→ AIM
Show every line of the material below that contains the string "title", matching case exactly.

-- BEGIN GIVEN ENTRIES --

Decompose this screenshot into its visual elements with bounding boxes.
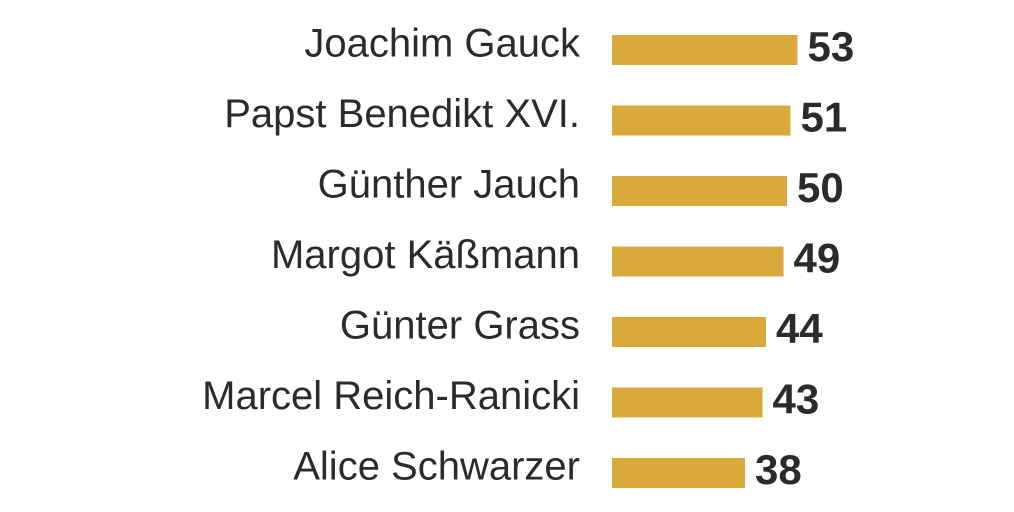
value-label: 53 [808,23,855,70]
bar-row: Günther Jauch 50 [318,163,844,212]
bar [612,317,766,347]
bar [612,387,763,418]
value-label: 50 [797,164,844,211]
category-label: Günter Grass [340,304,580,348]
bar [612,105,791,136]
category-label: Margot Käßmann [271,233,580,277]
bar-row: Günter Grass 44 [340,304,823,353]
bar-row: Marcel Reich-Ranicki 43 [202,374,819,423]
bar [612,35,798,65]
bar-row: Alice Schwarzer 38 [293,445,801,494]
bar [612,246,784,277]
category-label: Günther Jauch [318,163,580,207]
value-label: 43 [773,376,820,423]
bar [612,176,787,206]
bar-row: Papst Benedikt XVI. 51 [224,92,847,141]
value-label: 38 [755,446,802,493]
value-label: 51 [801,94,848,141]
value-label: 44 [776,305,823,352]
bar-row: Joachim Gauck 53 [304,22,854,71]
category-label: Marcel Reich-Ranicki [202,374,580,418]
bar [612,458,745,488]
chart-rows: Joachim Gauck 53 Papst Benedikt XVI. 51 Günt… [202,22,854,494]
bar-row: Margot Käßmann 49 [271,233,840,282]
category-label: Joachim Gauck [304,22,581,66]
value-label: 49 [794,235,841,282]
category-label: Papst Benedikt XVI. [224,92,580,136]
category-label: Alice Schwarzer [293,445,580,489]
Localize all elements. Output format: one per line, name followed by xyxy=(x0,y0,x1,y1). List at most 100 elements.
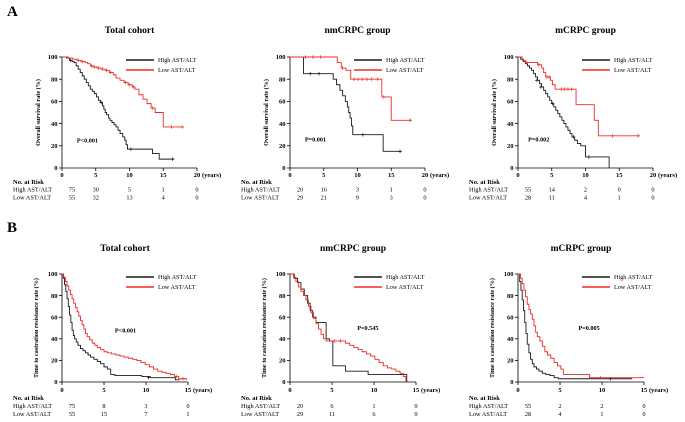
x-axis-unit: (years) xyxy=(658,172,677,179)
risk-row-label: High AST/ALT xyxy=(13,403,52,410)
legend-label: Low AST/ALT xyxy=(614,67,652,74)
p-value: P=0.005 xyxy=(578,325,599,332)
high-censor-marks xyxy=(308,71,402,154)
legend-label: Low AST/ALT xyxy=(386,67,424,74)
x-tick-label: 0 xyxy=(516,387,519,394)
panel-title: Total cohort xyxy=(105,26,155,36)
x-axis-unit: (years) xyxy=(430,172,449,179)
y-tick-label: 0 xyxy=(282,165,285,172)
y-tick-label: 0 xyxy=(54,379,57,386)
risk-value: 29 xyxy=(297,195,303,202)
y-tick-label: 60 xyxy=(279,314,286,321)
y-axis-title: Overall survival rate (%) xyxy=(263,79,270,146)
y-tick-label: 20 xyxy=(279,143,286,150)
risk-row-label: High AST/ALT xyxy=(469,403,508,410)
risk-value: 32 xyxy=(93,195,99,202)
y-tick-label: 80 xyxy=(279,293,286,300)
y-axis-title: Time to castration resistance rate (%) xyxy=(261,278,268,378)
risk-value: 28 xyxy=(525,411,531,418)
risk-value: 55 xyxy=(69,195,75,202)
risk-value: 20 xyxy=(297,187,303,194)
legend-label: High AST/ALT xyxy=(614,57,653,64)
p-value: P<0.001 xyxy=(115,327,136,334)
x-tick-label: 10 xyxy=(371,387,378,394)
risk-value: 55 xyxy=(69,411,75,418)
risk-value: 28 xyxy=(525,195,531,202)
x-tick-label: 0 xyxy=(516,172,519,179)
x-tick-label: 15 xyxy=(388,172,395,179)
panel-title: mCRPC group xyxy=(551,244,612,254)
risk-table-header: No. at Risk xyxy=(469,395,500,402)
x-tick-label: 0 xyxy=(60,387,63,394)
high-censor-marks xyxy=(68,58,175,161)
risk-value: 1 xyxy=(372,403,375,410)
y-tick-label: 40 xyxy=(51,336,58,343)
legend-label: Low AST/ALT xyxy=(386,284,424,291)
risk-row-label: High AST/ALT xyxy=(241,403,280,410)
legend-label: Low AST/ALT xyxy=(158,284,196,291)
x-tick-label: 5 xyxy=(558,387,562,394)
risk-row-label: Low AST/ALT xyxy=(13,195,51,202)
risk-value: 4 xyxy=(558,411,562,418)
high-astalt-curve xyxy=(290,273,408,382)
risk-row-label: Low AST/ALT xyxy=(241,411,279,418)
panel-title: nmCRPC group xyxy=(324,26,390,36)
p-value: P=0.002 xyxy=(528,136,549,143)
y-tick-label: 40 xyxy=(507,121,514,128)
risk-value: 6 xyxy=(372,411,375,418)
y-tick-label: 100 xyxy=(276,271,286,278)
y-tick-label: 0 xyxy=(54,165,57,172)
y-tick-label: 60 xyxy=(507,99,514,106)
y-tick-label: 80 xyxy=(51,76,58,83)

-- END GIVEN ENTRIES --

→ ANSWER FOR THE TASK
panel-title: Total cohort xyxy=(105,26,155,36)
y-axis-title: Overall survival rate (%) xyxy=(263,79,270,146)
y-axis-title: Time to castration resistance rate (%) xyxy=(261,278,268,378)
panel-title: mCRPC group xyxy=(551,244,612,254)
panel-title: nmCRPC group xyxy=(324,26,390,36)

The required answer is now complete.